§ Direction
Produce an exact copy of all the records.

>> Start Given information

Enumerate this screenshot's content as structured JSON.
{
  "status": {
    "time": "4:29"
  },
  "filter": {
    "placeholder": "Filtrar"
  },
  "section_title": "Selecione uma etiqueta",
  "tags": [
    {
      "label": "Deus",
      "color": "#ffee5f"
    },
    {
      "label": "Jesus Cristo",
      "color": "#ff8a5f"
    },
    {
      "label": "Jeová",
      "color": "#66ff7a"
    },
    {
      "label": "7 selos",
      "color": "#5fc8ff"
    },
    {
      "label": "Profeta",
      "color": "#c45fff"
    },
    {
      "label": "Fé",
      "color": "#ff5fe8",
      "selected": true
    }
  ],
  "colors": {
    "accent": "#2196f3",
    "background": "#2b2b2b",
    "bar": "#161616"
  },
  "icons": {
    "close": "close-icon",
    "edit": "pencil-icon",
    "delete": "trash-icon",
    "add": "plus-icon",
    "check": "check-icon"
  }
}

>> End Given information

§ Final result
Enumerate this screenshot's content as structured JSON.
{
  "status": {
    "time": "4:29"
  },
  "filter": {
    "placeholder": "Filtrar"
  },
  "section_title": "Selecione uma etiqueta",
  "tags": [
    {
      "label": "Deus",
      "color": "#ffee5f"
    },
    {
      "label": "Jesus Cristo",
      "color": "#ff8a5f"
    },
    {
      "label": "Jeová",
      "color": "#66ff7a"
    },
    {
      "label": "7 selos",
      "color": "#5fc8ff"
    },
    {
      "label": "Profeta",
      "color": "#c45fff"
    },
    {
      "label": "Fé",
      "color": "#ff5fe8",
      "selected": true
    }
  ],
  "colors": {
    "accent": "#2196f3",
    "background": "#2b2b2b",
    "bar": "#161616"
  },
  "icons": {
    "close": "close-icon",
    "edit": "pencil-icon",
    "delete": "trash-icon",
    "add": "plus-icon",
    "check": "check-icon"
  }
}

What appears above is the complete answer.